▸ Problem requirements
Quote the entries in full, character for character, without their images.

▸ Source records
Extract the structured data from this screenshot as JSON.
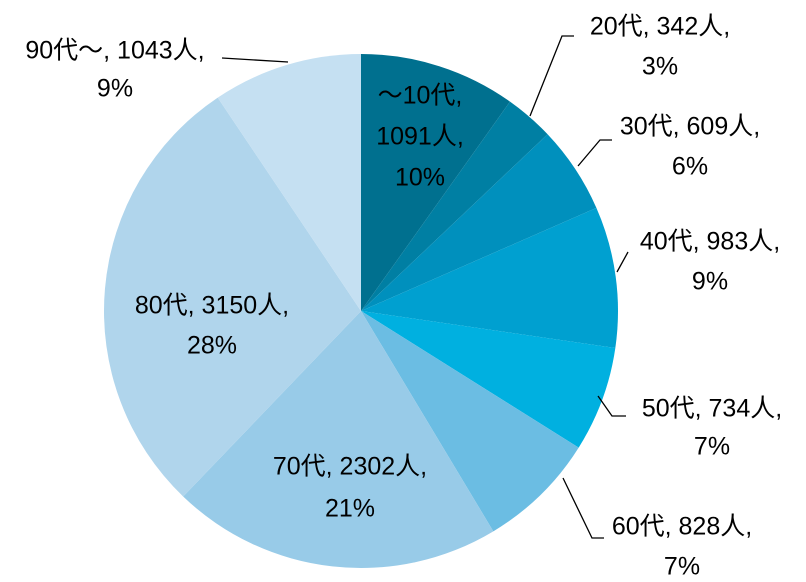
{
  "chart_data": {
    "type": "pie",
    "values": [
      1091,
      342,
      609,
      983,
      734,
      828,
      2302,
      3150,
      1043
    ],
    "value_labels": [
      [
        "〜10代,",
        "1091人,",
        "10%"
      ],
      [
        "20代, 342人,",
        "3%"
      ],
      [
        "30代, 609人,",
        "6%"
      ],
      [
        "40代, 983人,",
        "9%"
      ],
      [
        "50代, 734人,",
        "7%"
      ],
      [
        "60代, 828人,",
        "7%"
      ],
      [
        "70代, 2302人,",
        "21%"
      ],
      [
        "80代, 3150人,",
        "28%"
      ],
      [
        "90代〜, 1043人,",
        "9%"
      ]
    ],
    "colors": [
      "#00708f",
      "#007fa3",
      "#0090bd",
      "#00a0d0",
      "#00b0e0",
      "#6bbde3",
      "#98cbe8",
      "#b0d5ec",
      "#c5e0f2"
    ]
  }
}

▸ Answer to the task
Extract the structured data from this screenshot as JSON.
{
  "chart_data": {
    "type": "pie",
    "values": [
      1091,
      342,
      609,
      983,
      734,
      828,
      2302,
      3150,
      1043
    ],
    "value_labels": [
      [
        "〜10代,",
        "1091人,",
        "10%"
      ],
      [
        "20代, 342人,",
        "3%"
      ],
      [
        "30代, 609人,",
        "6%"
      ],
      [
        "40代, 983人,",
        "9%"
      ],
      [
        "50代, 734人,",
        "7%"
      ],
      [
        "60代, 828人,",
        "7%"
      ],
      [
        "70代, 2302人,",
        "21%"
      ],
      [
        "80代, 3150人,",
        "28%"
      ],
      [
        "90代〜, 1043人,",
        "9%"
      ]
    ],
    "colors": [
      "#00708f",
      "#007fa3",
      "#0090bd",
      "#00a0d0",
      "#00b0e0",
      "#6bbde3",
      "#98cbe8",
      "#b0d5ec",
      "#c5e0f2"
    ]
  }
}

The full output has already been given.